WHAT YOU WILL DO: Output every entry exactly as written, but omit the pictures.

RECORDS SHOWN:
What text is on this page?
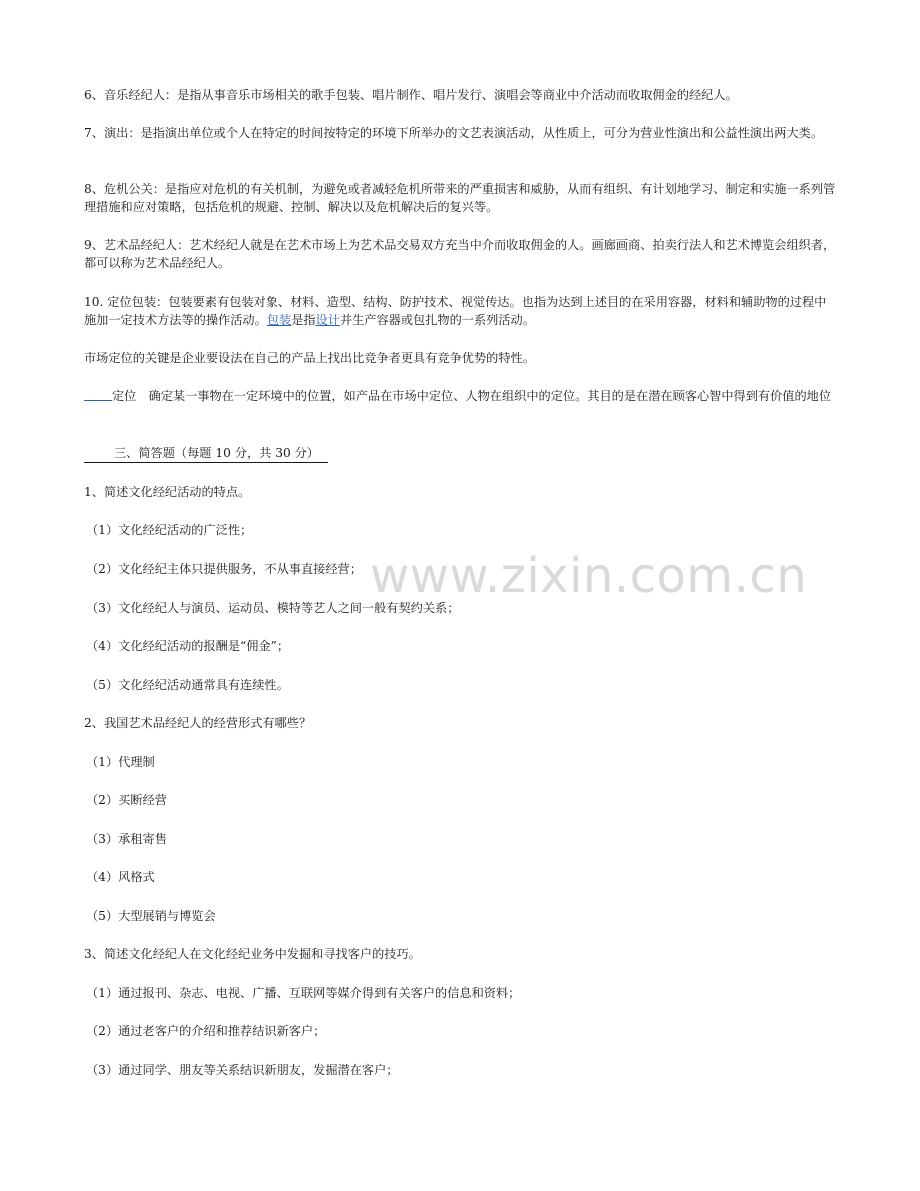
6、音乐经纪人：是指从事音乐市场相关的歌手包装、唱片制作、唱片发行、演唱会等商业中介活动而收取佣金的经纪人。

7、演出：是指演出单位或个人在特定的时间按特定的环境下所举办的文艺表演活动，从性质上，可分为营业性演出和公益性演出两大类。

8、危机公关：是指应对危机的有关机制，为避免或者减轻危机所带来的严重损害和威胁，从而有组织、有计划地学习、制定和实施一系列管理措施和应对策略，包括危机的规避、控制、解决以及危机解决后的复兴等。

9、艺术品经纪人：艺术经纪人就是在艺术市场上为艺术品交易双方充当中介而收取佣金的人。画廊画商、拍卖行法人和艺术博览会组织者，都可以称为艺术品经纪人。

10. 定位包装：包装要素有包装对象、材料、造型、结构、防护技术、视觉传达。也指为达到上述目的在采用容器，材料和辅助物的过程中施加一定技术方法等的操作活动。包装是指设计并生产容器或包扎物的一系列活动。

市场定位的关键是企业要设法在自己的产品上找出比竞争者更具有竞争优势的特性。

定位　确定某一事物在一定环境中的位置，如产品在市场中定位、人物在组织中的定位。其目的是在潜在顾客心智中得到有价值的地位

三、简答题（每题 10 分，共 30 分）

1、简述文化经纪活动的特点。

（1）文化经纪活动的广泛性；

（2）文化经纪主体只提供服务，不从事直接经营；

（3）文化经纪人与演员、运动员、模特等艺人之间一般有契约关系；

（4）文化经纪活动的报酬是“佣金”；

（5）文化经纪活动通常具有连续性。

2、我国艺术品经纪人的经营形式有哪些？

（1）代理制

（2）买断经营

（3）承租寄售

（4）风格式

（5）大型展销与博览会

3、简述文化经纪人在文化经纪业务中发掘和寻找客户的技巧。

（1）通过报刊、杂志、电视、广播、互联网等媒介得到有关客户的信息和资料；

（2）通过老客户的介绍和推荐结识新客户；

（3）通过同学、朋友等关系结识新朋友，发掘潜在客户；

www.zixin.com.cn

RESULT OF THE EXERCISE:
What text is on this page?
6、音乐经纪人：是指从事音乐市场相关的歌手包装、唱片制作、唱片发行、演唱会等商业中介活动而收取佣金的经纪人。

7、演出：是指演出单位或个人在特定的时间按特定的环境下所举办的文艺表演活动，从性质上，可分为营业性演出和公益性演出两大类。

8、危机公关：是指应对危机的有关机制，为避免或者减轻危机所带来的严重损害和威胁，从而有组织、有计划地学习、制定和实施一系列管理措施和应对策略，包括危机的规避、控制、解决以及危机解决后的复兴等。

9、艺术品经纪人：艺术经纪人就是在艺术市场上为艺术品交易双方充当中介而收取佣金的人。画廊画商、拍卖行法人和艺术博览会组织者，都可以称为艺术品经纪人。

10. 定位包装：包装要素有包装对象、材料、造型、结构、防护技术、视觉传达。也指为达到上述目的在采用容器，材料和辅助物的过程中施加一定技术方法等的操作活动。包装是指设计并生产容器或包扎物的一系列活动。

市场定位的关键是企业要设法在自己的产品上找出比竞争者更具有竞争优势的特性。

定位　确定某一事物在一定环境中的位置，如产品在市场中定位、人物在组织中的定位。其目的是在潜在顾客心智中得到有价值的地位

三、简答题（每题 10 分，共 30 分）

1、简述文化经纪活动的特点。

（1）文化经纪活动的广泛性；

（2）文化经纪主体只提供服务，不从事直接经营；

（3）文化经纪人与演员、运动员、模特等艺人之间一般有契约关系；

（4）文化经纪活动的报酬是“佣金”；

（5）文化经纪活动通常具有连续性。

2、我国艺术品经纪人的经营形式有哪些？

（1）代理制

（2）买断经营

（3）承租寄售

（4）风格式

（5）大型展销与博览会

3、简述文化经纪人在文化经纪业务中发掘和寻找客户的技巧。

（1）通过报刊、杂志、电视、广播、互联网等媒介得到有关客户的信息和资料；

（2）通过老客户的介绍和推荐结识新客户；

（3）通过同学、朋友等关系结识新朋友，发掘潜在客户；

www.zixin.com.cn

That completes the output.